Instructions to follow: Spot each line that carries the word "JSON"; copy those lines.

[Records]
__________

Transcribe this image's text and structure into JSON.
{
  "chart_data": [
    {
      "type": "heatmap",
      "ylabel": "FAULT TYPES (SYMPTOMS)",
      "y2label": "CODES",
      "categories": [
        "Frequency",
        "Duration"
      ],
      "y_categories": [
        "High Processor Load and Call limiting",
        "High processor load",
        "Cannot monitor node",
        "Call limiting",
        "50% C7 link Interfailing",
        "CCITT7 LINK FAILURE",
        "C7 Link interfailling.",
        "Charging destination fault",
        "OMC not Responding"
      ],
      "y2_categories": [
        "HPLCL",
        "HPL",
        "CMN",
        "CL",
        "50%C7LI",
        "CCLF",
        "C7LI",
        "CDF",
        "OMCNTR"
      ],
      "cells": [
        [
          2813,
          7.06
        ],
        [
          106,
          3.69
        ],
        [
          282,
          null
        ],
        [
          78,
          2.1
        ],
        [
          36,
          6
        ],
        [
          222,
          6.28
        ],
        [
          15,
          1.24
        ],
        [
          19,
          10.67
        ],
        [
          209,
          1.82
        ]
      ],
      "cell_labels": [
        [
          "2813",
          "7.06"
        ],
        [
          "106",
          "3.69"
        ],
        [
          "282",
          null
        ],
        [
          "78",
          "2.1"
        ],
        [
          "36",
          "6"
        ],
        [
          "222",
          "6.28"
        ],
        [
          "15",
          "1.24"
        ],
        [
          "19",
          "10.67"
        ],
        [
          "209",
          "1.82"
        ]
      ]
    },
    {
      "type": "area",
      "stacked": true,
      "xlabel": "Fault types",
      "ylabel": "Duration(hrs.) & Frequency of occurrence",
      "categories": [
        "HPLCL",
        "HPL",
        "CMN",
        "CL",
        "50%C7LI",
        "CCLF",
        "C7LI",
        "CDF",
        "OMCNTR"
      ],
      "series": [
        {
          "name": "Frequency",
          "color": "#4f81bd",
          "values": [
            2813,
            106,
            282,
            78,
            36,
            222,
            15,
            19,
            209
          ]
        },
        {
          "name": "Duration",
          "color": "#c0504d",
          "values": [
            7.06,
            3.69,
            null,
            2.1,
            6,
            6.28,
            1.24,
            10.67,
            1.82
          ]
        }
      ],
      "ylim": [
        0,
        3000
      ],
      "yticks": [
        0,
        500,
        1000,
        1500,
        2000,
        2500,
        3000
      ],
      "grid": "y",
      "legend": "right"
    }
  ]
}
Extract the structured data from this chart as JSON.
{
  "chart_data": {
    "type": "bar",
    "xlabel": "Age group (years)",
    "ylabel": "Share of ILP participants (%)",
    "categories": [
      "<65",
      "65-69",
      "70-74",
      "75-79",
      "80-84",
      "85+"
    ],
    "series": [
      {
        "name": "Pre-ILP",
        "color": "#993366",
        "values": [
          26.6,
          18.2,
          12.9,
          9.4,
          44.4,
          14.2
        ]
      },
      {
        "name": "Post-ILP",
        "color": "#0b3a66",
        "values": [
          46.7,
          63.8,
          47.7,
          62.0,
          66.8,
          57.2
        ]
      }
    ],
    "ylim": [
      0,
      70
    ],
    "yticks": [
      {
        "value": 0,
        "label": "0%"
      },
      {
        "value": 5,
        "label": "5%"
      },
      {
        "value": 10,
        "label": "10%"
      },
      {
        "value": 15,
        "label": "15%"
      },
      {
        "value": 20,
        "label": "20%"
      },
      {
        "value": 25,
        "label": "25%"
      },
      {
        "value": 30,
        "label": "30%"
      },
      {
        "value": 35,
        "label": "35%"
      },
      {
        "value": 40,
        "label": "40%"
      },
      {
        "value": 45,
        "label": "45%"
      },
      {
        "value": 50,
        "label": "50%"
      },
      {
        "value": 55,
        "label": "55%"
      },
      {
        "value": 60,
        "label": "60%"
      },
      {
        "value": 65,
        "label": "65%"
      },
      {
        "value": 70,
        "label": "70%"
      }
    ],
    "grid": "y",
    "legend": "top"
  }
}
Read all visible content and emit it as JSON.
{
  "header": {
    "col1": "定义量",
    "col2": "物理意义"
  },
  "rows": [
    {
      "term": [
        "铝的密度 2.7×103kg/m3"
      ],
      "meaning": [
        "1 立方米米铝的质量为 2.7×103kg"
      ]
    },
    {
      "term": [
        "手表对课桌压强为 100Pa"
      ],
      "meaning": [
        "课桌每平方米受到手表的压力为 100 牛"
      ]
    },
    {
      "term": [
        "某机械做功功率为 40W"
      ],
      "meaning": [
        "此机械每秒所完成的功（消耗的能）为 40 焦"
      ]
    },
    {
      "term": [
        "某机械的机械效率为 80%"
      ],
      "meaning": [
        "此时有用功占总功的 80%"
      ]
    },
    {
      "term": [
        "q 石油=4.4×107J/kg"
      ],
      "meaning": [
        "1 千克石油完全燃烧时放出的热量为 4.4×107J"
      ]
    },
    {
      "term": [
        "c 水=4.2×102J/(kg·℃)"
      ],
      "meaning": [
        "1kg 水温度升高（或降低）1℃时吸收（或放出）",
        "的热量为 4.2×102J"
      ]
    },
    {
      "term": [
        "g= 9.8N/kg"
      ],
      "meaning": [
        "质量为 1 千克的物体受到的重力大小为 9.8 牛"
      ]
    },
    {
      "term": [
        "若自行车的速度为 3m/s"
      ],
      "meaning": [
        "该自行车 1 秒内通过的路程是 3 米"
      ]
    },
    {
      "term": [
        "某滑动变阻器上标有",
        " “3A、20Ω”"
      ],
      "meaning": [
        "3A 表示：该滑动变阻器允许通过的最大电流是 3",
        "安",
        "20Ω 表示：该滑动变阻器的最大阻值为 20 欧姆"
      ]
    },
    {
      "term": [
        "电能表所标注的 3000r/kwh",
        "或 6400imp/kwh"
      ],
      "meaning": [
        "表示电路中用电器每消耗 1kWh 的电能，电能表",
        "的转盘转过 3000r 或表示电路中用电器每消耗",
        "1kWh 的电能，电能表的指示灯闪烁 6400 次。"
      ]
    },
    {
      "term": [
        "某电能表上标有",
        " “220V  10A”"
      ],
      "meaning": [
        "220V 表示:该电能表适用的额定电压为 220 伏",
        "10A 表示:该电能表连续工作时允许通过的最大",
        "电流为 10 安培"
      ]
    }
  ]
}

__________

Exercise output:
Transcribe this image's text and structure into JSON.
Extract the structured data from this chart as JSON.
Read all visible content and emit it as JSON.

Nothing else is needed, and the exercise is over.